◆ **Description of the task**: Select all lines with the string "Reply" in them, and copy those lines.

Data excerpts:
┌──
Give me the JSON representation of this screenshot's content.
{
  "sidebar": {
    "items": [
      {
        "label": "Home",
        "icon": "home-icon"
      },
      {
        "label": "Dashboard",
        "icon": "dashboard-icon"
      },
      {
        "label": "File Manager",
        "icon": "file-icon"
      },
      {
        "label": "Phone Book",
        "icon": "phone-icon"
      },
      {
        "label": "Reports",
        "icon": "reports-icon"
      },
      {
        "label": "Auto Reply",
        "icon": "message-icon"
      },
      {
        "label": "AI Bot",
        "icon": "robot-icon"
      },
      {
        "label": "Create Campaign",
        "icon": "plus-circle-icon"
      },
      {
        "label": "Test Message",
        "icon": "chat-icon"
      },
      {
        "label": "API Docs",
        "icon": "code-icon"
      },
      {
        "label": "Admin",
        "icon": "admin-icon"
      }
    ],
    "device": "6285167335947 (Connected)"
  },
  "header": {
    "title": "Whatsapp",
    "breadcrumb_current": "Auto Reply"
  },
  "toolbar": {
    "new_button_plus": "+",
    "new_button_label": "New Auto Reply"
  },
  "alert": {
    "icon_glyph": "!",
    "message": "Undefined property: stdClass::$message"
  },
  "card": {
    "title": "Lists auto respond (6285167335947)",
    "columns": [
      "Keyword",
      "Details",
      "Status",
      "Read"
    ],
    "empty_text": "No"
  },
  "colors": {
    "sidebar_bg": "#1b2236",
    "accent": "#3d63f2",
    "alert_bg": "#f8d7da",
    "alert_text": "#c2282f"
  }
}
└──
◆ **Correct response**:
        "label": "Auto Reply",
    "breadcrumb_current": "Auto Reply"
    "new_button_label": "New Auto Reply"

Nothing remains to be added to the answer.